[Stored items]
/---
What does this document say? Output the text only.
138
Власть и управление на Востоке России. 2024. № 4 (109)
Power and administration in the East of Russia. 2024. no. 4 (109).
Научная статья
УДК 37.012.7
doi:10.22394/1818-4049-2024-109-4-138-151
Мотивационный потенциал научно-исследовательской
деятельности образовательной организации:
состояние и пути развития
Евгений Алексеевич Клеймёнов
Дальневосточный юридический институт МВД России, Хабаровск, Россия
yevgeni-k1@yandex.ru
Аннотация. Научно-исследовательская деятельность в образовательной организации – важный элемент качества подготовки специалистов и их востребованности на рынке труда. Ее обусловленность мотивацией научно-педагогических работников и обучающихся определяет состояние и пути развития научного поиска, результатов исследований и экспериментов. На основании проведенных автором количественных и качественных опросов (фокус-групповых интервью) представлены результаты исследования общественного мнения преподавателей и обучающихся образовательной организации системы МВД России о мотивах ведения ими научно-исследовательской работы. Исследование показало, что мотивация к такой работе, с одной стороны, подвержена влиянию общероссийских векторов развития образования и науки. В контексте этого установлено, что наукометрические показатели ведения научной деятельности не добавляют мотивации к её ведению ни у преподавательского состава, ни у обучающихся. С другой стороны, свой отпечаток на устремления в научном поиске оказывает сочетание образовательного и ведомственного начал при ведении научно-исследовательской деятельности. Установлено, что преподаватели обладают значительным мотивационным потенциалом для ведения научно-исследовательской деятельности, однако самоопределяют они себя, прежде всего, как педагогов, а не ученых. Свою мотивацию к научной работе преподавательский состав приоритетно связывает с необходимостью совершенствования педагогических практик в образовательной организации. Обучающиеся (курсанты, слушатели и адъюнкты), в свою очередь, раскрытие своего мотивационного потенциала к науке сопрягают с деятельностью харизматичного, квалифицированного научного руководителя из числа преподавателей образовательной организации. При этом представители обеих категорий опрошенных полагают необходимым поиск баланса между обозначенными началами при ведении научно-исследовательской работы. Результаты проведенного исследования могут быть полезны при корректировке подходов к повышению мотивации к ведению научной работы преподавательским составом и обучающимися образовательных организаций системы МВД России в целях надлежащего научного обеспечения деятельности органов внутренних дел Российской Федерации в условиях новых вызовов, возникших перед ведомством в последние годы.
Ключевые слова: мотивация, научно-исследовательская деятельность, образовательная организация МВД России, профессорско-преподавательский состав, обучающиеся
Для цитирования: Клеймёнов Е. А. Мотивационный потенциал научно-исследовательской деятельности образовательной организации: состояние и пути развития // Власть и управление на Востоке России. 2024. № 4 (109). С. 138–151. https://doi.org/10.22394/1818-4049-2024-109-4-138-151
\---
### [Given problem]
Repeat back the data above, exact to the last character.

### [Response to the task]
What does this document say? Output the text only.
138
Власть и управление на Востоке России. 2024. № 4 (109)
Power and administration in the East of Russia. 2024. no. 4 (109).
Научная статья
УДК 37.012.7
doi:10.22394/1818-4049-2024-109-4-138-151
Мотивационный потенциал научно-исследовательской
деятельности образовательной организации:
состояние и пути развития
Евгений Алексеевич Клеймёнов
Дальневосточный юридический институт МВД России, Хабаровск, Россия
yevgeni-k1@yandex.ru
Аннотация. Научно-исследовательская деятельность в образовательной организации – важный элемент качества подготовки специалистов и их востребованности на рынке труда. Ее обусловленность мотивацией научно-педагогических работников и обучающихся определяет состояние и пути развития научного поиска, результатов исследований и экспериментов. На основании проведенных автором количественных и качественных опросов (фокус-групповых интервью) представлены результаты исследования общественного мнения преподавателей и обучающихся образовательной организации системы МВД России о мотивах ведения ими научно-исследовательской работы. Исследование показало, что мотивация к такой работе, с одной стороны, подвержена влиянию общероссийских векторов развития образования и науки. В контексте этого установлено, что наукометрические показатели ведения научной деятельности не добавляют мотивации к её ведению ни у преподавательского состава, ни у обучающихся. С другой стороны, свой отпечаток на устремления в научном поиске оказывает сочетание образовательного и ведомственного начал при ведении научно-исследовательской деятельности. Установлено, что преподаватели обладают значительным мотивационным потенциалом для ведения научно-исследовательской деятельности, однако самоопределяют они себя, прежде всего, как педагогов, а не ученых. Свою мотивацию к научной работе преподавательский состав приоритетно связывает с необходимостью совершенствования педагогических практик в образовательной организации. Обучающиеся (курсанты, слушатели и адъюнкты), в свою очередь, раскрытие своего мотивационного потенциала к науке сопрягают с деятельностью харизматичного, квалифицированного научного руководителя из числа преподавателей образовательной организации. При этом представители обеих категорий опрошенных полагают необходимым поиск баланса между обозначенными началами при ведении научно-исследовательской работы. Результаты проведенного исследования могут быть полезны при корректировке подходов к повышению мотивации к ведению научной работы преподавательским составом и обучающимися образовательных организаций системы МВД России в целях надлежащего научного обеспечения деятельности органов внутренних дел Российской Федерации в условиях новых вызовов, возникших перед ведомством в последние годы.
Ключевые слова: мотивация, научно-исследовательская деятельность, образовательная организация МВД России, профессорско-преподавательский состав, обучающиеся
Для цитирования: Клеймёнов Е. А. Мотивационный потенциал научно-исследовательской деятельности образовательной организации: состояние и пути развития // Власть и управление на Востоке России. 2024. № 4 (109). С. 138–151. https://doi.org/10.22394/1818-4049-2024-109-4-138-151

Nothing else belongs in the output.